#### [Work to complete]
Search the material and gather each line with "nuqtalar" in it.

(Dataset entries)
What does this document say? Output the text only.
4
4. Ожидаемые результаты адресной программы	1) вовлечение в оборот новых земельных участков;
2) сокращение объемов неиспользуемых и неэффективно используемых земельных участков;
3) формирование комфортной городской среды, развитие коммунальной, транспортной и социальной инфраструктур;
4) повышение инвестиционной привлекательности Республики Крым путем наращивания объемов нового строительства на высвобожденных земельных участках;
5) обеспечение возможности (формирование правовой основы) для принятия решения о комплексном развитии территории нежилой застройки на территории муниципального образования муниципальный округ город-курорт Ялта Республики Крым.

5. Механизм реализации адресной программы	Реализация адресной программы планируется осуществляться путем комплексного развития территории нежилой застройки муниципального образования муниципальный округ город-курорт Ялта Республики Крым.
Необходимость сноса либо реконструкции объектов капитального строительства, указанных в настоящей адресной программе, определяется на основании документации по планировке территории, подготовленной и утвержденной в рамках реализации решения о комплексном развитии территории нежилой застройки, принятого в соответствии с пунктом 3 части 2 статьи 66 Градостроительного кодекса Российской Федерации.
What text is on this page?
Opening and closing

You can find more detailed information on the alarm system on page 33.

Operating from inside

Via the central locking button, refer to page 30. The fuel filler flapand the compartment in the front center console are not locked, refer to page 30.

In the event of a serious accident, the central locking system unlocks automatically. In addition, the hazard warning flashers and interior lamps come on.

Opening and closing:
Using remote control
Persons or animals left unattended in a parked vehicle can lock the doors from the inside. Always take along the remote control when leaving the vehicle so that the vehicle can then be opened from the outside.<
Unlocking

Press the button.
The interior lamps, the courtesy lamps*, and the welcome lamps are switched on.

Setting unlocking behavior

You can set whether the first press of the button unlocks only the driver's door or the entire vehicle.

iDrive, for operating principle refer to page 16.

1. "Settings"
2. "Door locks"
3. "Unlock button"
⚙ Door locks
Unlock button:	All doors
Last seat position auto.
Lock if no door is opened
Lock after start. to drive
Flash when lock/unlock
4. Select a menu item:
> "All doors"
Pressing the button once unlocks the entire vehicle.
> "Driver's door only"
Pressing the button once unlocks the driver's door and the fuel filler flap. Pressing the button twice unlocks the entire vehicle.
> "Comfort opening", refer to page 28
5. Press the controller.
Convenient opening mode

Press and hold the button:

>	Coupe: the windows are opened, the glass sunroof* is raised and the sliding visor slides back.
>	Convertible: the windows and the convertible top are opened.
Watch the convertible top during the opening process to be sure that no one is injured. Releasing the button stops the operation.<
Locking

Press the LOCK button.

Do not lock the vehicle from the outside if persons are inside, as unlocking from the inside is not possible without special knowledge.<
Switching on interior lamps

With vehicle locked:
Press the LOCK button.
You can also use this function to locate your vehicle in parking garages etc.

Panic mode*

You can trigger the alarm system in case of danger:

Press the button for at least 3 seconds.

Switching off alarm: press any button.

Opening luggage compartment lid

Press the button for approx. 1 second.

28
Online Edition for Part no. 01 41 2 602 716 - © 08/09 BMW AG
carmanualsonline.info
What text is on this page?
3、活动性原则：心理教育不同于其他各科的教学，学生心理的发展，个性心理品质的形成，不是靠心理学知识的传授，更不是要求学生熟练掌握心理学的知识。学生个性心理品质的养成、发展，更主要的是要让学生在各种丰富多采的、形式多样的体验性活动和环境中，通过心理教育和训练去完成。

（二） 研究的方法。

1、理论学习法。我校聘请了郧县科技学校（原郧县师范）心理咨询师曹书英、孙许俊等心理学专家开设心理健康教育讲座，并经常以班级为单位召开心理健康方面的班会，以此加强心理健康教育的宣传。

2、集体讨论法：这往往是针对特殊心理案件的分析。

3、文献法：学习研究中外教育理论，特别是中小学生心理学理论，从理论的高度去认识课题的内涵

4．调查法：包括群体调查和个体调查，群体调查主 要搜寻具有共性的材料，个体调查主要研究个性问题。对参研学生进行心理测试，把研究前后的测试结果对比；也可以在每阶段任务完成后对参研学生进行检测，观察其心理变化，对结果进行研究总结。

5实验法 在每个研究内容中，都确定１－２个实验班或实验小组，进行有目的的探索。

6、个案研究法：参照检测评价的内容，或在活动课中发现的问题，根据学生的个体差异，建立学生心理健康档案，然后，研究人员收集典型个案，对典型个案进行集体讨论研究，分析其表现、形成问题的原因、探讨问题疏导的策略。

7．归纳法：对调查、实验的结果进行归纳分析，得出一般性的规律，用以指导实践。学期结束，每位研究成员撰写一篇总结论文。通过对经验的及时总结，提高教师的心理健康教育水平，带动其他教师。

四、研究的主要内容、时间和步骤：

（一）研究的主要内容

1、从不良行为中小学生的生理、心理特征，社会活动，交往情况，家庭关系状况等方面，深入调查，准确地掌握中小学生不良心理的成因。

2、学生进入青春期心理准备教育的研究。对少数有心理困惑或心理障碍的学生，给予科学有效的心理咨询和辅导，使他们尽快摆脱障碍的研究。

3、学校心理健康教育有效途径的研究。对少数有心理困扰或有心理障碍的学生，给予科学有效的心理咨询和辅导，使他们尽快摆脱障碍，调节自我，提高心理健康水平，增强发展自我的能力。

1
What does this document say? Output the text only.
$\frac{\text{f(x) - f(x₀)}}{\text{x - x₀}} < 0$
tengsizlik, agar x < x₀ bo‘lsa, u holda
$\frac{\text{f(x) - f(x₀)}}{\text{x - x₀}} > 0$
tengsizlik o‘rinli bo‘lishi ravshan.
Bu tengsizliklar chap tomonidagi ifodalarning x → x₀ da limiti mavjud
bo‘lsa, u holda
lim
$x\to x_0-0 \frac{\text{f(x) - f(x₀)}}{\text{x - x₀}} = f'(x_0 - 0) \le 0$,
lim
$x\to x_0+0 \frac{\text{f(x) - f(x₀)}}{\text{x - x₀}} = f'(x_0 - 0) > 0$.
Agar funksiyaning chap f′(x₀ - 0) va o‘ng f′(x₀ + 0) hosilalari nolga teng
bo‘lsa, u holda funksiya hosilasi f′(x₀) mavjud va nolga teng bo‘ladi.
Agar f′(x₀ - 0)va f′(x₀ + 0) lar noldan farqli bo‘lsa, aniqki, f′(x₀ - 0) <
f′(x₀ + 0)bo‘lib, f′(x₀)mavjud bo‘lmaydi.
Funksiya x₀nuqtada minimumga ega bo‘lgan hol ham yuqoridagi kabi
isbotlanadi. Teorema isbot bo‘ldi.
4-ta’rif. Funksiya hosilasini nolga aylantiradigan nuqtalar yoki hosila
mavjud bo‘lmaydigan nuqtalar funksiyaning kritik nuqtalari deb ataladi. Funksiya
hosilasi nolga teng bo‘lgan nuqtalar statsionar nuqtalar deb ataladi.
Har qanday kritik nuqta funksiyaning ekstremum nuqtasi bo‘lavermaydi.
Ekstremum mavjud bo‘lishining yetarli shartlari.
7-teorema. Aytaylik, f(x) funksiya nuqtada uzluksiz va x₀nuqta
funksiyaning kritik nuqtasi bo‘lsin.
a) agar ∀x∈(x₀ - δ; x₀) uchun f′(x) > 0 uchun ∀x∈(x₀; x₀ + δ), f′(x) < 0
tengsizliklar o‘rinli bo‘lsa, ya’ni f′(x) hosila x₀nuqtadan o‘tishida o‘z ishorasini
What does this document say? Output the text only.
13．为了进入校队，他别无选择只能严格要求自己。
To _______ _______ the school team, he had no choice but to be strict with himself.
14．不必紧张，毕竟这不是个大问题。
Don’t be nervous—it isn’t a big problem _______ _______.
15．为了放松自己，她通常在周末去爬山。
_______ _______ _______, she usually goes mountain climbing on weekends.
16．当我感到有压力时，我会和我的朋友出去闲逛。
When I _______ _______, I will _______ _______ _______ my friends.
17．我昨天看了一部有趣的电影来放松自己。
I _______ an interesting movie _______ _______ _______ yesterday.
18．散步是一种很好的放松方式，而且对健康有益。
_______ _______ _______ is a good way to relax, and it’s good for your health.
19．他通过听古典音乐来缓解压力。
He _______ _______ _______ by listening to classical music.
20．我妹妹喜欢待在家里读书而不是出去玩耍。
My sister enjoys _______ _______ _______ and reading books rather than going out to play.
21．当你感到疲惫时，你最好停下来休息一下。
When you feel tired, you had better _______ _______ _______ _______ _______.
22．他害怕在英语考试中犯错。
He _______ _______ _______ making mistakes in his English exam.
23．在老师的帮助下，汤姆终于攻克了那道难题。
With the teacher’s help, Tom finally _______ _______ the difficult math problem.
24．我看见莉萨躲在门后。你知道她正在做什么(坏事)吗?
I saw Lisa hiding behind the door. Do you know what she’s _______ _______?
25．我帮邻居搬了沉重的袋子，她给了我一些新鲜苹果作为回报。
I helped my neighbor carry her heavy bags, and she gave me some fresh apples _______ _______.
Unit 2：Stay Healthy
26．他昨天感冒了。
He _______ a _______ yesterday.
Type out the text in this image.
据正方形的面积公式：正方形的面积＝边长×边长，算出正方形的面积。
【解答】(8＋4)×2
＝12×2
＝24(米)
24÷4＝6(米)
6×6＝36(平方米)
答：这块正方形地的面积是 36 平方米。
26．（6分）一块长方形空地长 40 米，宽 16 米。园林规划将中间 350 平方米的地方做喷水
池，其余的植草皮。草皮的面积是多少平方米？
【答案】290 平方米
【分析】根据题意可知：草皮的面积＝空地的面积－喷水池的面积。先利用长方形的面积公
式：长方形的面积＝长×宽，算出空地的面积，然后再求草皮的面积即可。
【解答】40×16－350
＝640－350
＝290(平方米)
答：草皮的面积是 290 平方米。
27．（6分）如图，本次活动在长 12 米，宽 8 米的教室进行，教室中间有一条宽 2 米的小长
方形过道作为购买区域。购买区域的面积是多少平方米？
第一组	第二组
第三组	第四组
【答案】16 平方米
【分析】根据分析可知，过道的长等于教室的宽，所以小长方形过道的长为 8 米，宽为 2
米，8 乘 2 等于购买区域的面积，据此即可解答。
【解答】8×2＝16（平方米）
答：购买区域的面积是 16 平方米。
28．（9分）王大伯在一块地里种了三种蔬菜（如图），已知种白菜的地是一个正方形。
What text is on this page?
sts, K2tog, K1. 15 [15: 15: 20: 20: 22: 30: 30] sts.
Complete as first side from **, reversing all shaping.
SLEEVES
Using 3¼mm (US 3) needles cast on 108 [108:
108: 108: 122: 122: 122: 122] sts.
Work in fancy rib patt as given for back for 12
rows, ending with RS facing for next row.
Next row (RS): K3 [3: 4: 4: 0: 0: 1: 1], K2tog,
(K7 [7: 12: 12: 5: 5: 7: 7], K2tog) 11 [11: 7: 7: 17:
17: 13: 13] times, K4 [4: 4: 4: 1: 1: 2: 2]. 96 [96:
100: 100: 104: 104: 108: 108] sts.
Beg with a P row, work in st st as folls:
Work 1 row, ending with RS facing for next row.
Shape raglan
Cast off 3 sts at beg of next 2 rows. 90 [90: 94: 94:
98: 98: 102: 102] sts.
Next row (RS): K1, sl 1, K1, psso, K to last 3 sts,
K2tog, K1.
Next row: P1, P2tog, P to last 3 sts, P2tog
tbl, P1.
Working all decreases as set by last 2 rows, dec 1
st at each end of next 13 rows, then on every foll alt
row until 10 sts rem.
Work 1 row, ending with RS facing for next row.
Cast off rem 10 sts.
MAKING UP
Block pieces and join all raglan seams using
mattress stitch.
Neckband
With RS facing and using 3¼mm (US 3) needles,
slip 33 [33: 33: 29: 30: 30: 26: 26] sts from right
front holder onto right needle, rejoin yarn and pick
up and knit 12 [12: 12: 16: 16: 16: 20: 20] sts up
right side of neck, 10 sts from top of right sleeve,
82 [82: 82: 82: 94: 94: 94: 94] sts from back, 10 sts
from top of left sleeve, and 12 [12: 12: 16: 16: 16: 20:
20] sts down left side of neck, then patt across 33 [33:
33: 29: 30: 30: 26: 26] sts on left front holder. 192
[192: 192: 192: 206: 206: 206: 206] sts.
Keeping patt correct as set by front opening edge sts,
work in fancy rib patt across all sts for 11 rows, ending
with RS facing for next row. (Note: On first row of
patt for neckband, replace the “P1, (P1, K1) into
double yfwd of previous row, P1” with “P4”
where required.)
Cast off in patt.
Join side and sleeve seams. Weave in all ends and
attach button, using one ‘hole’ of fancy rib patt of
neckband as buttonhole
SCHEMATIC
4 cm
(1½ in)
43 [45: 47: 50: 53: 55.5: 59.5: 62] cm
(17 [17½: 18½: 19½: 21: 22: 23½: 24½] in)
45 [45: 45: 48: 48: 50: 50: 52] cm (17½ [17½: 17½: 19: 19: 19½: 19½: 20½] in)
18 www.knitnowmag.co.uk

#### [Response to the task]
4-ta’rif. Funksiya hosilasini nolga aylantiradigan nuqtalar yoki hosila
mavjud bo‘lmaydigan nuqtalar funksiyaning kritik nuqtalari deb ataladi. Funksiya
hosilasi nolga teng bo‘lgan nuqtalar statsionar nuqtalar deb ataladi.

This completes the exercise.